# Records:

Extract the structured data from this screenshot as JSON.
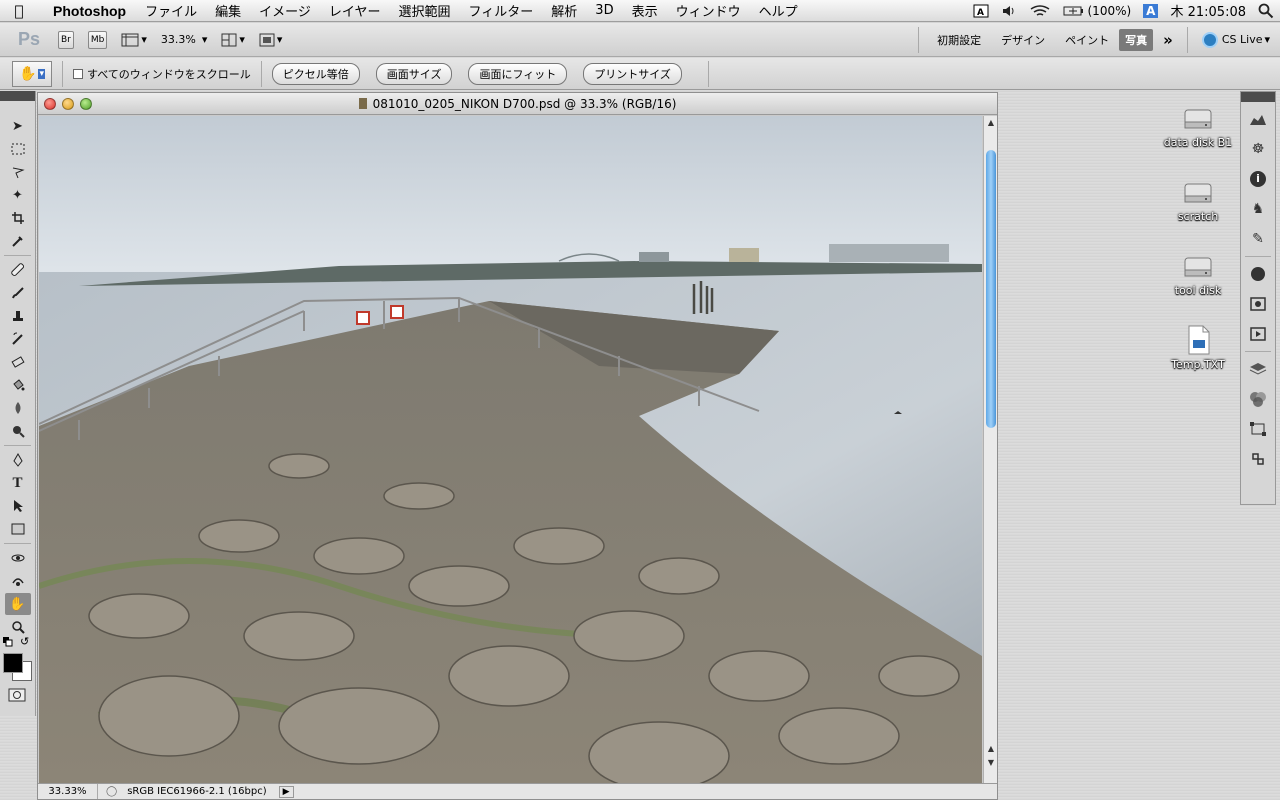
{
  "menubar": {
    "app_name": "Photoshop",
    "items": [
      "ファイル",
      "編集",
      "イメージ",
      "レイヤー",
      "選択範囲",
      "フィルター",
      "解析",
      "3D",
      "表示",
      "ウィンドウ",
      "ヘルプ"
    ],
    "status": {
      "battery": "(100%)",
      "input_method": "A",
      "clock": "木 21:05:08"
    }
  },
  "appbar": {
    "logo": "Ps",
    "br_label": "Br",
    "mb_label": "Mb",
    "zoom": "33.3%",
    "workspaces": [
      "初期設定",
      "デザイン",
      "ペイント",
      "写真"
    ],
    "selected_workspace": "写真",
    "cs_live": "CS Live"
  },
  "options": {
    "scroll_all_label": "すべてのウィンドウをスクロール",
    "buttons": [
      "ピクセル等倍",
      "画面サイズ",
      "画面にフィット",
      "プリントサイズ"
    ]
  },
  "document": {
    "title": "081010_0205_NIKON D700.psd @ 33.3% (RGB/16)",
    "status_zoom": "33.33%",
    "status_profile": "sRGB IEC61966-2.1 (16bpc)",
    "scroll_fraction": 0.42
  },
  "desktop": {
    "icons": [
      {
        "label": "data disk B1",
        "kind": "disk"
      },
      {
        "label": "scratch",
        "kind": "disk"
      },
      {
        "label": "tool disk",
        "kind": "disk"
      },
      {
        "label": "Temp.TXT",
        "kind": "text-file"
      }
    ]
  },
  "colors": {
    "foreground": "#000000",
    "background": "#ffffff",
    "selected_workspace_bg": "#7a7a7a"
  }
}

# Aim:
In the entries above, identify every line with the word "data". Copy those lines.

# Result:
Extract the structured data from this screenshot as JSON.
        "label": "data disk B1",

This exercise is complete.